→ Extracts from a graphics dataset
# # # # #
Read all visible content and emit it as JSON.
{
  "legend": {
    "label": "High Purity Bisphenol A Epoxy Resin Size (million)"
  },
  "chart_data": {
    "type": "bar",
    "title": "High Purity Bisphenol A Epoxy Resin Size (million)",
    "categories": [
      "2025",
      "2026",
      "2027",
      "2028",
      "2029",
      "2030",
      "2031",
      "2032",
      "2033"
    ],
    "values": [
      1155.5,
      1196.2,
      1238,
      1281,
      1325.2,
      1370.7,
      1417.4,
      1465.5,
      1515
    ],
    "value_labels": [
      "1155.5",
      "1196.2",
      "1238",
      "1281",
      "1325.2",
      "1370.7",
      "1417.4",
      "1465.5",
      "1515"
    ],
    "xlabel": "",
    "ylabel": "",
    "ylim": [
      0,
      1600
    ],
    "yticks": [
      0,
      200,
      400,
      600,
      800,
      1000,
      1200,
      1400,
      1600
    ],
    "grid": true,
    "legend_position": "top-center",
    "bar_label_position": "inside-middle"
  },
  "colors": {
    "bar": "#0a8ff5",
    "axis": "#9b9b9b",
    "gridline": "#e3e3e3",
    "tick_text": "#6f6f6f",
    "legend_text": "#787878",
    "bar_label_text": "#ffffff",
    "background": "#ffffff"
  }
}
# # # # #
→ TASK INSTRUCTIONS
Return all of the entries exactly as they were supplied.

→ WORKED SOLUTION
Read all visible content and emit it as JSON.
{
  "legend": {
    "label": "High Purity Bisphenol A Epoxy Resin Size (million)"
  },
  "chart_data": {
    "type": "bar",
    "title": "High Purity Bisphenol A Epoxy Resin Size (million)",
    "categories": [
      "2025",
      "2026",
      "2027",
      "2028",
      "2029",
      "2030",
      "2031",
      "2032",
      "2033"
    ],
    "values": [
      1155.5,
      1196.2,
      1238,
      1281,
      1325.2,
      1370.7,
      1417.4,
      1465.5,
      1515
    ],
    "value_labels": [
      "1155.5",
      "1196.2",
      "1238",
      "1281",
      "1325.2",
      "1370.7",
      "1417.4",
      "1465.5",
      "1515"
    ],
    "xlabel": "",
    "ylabel": "",
    "ylim": [
      0,
      1600
    ],
    "yticks": [
      0,
      200,
      400,
      600,
      800,
      1000,
      1200,
      1400,
      1600
    ],
    "grid": true,
    "legend_position": "top-center",
    "bar_label_position": "inside-middle"
  },
  "colors": {
    "bar": "#0a8ff5",
    "axis": "#9b9b9b",
    "gridline": "#e3e3e3",
    "tick_text": "#6f6f6f",
    "legend_text": "#787878",
    "bar_label_text": "#ffffff",
    "background": "#ffffff"
  }
}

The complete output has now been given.